- Required work:
Set down the records once more, please, exactly and with the pictures left out.

[Dataset excerpts]
---------------

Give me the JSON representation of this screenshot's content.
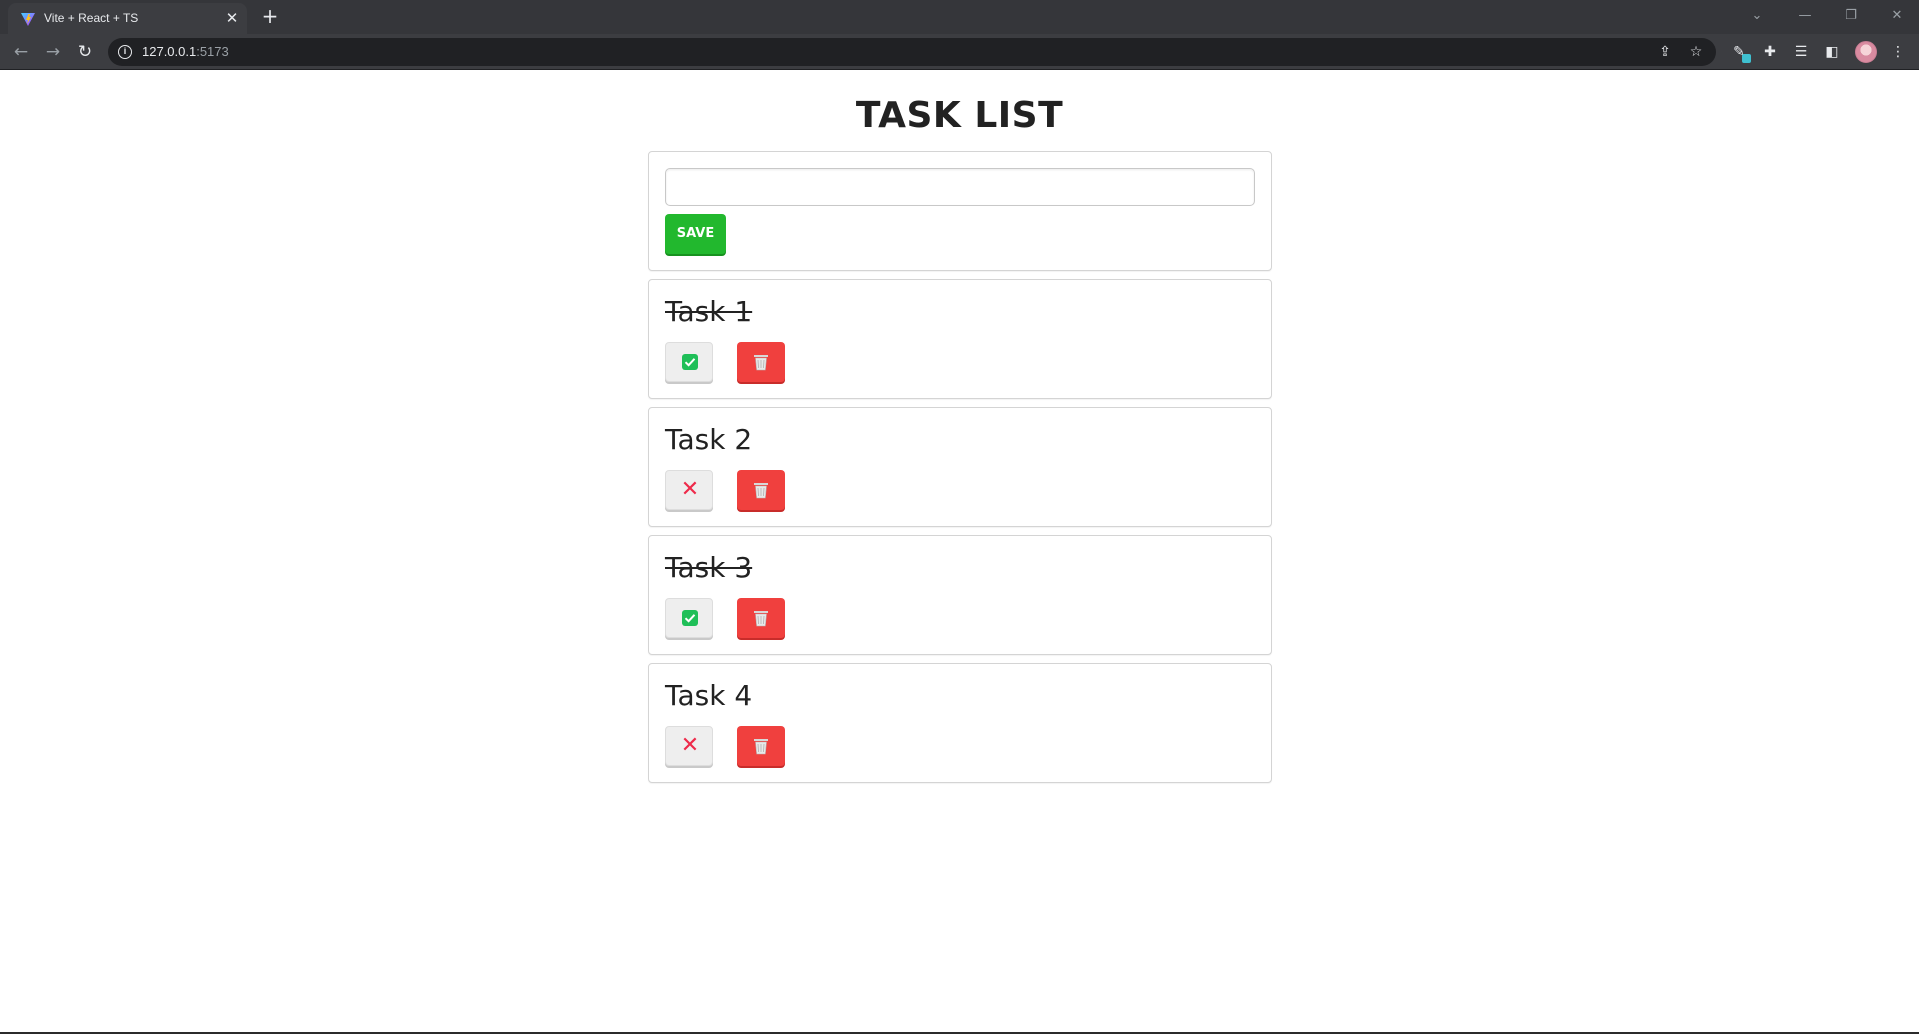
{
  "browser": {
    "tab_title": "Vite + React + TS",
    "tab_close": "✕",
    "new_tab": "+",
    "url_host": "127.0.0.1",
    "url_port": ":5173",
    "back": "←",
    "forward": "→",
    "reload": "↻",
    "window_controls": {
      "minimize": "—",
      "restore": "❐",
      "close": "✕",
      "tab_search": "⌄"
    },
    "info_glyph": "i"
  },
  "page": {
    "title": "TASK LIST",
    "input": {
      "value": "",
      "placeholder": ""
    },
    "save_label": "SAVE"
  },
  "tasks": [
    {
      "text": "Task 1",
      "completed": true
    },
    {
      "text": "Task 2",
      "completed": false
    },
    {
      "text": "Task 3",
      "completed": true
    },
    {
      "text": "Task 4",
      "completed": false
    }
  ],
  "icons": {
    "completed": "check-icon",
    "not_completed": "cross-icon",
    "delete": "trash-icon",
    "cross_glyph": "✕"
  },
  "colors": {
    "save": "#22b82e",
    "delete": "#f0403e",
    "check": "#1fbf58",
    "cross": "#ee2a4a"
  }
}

---------------

- Task output:
Give me the JSON representation of this screenshot's content.
{
  "browser": {
    "tab_title": "Vite + React + TS",
    "tab_close": "✕",
    "new_tab": "+",
    "url_host": "127.0.0.1",
    "url_port": ":5173",
    "back": "←",
    "forward": "→",
    "reload": "↻",
    "window_controls": {
      "minimize": "—",
      "restore": "❐",
      "close": "✕",
      "tab_search": "⌄"
    },
    "info_glyph": "i"
  },
  "page": {
    "title": "TASK LIST",
    "input": {
      "value": "",
      "placeholder": ""
    },
    "save_label": "SAVE"
  },
  "tasks": [
    {
      "text": "Task 1",
      "completed": true
    },
    {
      "text": "Task 2",
      "completed": false
    },
    {
      "text": "Task 3",
      "completed": true
    },
    {
      "text": "Task 4",
      "completed": false
    }
  ],
  "icons": {
    "completed": "check-icon",
    "not_completed": "cross-icon",
    "delete": "trash-icon",
    "cross_glyph": "✕"
  },
  "colors": {
    "save": "#22b82e",
    "delete": "#f0403e",
    "check": "#1fbf58",
    "cross": "#ee2a4a"
  }
}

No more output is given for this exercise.